(Requirement) Look over the lines below. Report each one that includes the string "type".

(Entries supplied)
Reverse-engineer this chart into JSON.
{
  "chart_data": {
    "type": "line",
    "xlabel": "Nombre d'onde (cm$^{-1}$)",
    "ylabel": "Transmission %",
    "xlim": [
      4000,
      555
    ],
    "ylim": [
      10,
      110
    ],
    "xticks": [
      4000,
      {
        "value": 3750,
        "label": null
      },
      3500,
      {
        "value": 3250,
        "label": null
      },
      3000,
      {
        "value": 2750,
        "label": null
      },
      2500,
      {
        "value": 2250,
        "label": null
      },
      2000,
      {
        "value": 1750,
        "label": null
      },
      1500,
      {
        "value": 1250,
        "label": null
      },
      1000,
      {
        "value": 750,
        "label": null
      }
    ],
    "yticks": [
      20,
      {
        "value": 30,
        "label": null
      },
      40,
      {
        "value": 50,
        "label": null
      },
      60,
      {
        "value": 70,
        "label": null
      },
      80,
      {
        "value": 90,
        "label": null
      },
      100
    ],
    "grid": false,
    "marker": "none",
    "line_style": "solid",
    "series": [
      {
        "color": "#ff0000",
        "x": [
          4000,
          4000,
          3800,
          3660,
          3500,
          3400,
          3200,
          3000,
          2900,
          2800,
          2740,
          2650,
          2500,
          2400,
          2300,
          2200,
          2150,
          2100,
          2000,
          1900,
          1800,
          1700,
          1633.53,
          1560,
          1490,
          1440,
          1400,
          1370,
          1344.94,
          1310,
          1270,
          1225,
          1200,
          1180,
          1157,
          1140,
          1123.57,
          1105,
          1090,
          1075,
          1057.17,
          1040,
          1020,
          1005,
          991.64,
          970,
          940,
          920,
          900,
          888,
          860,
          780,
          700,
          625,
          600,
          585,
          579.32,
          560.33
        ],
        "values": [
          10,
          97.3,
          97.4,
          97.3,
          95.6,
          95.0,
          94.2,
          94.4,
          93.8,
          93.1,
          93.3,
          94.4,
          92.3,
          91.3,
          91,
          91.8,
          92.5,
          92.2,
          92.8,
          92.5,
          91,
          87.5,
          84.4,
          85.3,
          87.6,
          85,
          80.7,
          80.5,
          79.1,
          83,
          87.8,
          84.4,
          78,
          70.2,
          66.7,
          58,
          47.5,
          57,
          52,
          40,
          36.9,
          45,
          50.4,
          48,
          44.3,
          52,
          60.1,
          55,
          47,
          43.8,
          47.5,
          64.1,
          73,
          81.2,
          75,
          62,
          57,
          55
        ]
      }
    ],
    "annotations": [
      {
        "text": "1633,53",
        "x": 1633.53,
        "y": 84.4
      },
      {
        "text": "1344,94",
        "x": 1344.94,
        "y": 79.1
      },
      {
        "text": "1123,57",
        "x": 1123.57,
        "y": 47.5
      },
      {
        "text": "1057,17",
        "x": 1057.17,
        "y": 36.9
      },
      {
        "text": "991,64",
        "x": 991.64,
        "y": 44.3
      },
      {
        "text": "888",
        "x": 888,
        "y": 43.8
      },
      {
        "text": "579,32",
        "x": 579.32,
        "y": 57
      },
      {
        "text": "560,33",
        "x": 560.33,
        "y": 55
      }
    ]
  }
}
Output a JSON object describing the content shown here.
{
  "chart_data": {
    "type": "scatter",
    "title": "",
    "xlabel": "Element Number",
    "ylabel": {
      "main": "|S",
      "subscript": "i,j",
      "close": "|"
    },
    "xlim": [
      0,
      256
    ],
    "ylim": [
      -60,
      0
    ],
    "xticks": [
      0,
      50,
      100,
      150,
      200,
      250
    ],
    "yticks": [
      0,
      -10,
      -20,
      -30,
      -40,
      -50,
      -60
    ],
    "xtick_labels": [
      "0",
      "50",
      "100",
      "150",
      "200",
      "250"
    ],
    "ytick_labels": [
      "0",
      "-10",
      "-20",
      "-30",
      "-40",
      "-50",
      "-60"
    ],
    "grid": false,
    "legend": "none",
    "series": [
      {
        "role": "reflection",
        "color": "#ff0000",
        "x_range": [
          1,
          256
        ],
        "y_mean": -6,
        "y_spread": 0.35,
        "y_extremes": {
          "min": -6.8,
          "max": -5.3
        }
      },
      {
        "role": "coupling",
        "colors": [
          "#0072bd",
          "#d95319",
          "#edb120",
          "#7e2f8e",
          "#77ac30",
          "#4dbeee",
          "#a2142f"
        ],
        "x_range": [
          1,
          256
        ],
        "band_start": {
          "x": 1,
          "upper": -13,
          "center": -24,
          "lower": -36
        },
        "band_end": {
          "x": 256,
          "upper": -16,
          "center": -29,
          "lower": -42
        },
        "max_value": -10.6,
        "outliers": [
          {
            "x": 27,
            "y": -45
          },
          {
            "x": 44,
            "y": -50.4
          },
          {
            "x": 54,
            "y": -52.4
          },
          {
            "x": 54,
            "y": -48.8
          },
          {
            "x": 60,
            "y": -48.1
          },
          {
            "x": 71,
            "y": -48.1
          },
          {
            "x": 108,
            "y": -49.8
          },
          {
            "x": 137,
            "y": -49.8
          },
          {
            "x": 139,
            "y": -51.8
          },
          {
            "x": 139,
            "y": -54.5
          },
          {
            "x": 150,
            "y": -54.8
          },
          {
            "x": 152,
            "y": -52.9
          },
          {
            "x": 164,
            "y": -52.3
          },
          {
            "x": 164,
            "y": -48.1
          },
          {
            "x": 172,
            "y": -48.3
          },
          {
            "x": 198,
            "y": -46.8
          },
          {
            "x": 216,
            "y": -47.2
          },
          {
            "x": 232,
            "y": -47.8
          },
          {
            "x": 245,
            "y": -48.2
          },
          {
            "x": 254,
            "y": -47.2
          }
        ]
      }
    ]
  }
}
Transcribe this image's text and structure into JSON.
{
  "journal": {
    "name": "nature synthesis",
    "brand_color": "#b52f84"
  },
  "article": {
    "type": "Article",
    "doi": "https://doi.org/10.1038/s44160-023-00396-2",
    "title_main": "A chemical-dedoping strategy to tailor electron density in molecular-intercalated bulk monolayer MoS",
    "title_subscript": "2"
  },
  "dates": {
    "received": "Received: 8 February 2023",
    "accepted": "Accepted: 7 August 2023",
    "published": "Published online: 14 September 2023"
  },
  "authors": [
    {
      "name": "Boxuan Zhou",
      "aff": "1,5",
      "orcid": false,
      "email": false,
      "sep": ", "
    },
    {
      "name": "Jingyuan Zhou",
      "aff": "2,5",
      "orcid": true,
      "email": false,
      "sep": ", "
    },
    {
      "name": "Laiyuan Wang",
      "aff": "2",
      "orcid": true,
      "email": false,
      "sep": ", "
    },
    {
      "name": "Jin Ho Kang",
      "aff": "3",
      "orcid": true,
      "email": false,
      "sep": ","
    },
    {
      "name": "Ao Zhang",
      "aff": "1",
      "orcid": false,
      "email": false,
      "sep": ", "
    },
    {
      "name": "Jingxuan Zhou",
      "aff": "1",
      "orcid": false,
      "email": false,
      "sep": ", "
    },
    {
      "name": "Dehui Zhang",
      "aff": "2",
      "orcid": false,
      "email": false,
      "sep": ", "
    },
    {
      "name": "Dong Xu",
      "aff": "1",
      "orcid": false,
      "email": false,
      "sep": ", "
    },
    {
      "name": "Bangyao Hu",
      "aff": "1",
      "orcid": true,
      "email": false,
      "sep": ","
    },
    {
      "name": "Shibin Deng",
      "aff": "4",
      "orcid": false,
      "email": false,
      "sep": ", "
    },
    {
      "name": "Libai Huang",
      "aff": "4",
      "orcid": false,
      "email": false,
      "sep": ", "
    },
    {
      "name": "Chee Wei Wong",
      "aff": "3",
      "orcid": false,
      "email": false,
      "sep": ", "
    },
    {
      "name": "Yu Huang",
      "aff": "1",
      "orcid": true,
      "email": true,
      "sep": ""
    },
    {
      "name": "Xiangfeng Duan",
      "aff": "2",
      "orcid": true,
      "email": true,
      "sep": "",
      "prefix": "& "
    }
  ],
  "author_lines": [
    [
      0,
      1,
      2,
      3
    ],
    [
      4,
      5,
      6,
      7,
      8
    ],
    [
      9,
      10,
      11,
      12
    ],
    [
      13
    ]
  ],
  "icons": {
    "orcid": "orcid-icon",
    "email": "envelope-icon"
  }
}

(Response to this task)
    "type": "line",
    "type": "scatter",
    "type": "Article",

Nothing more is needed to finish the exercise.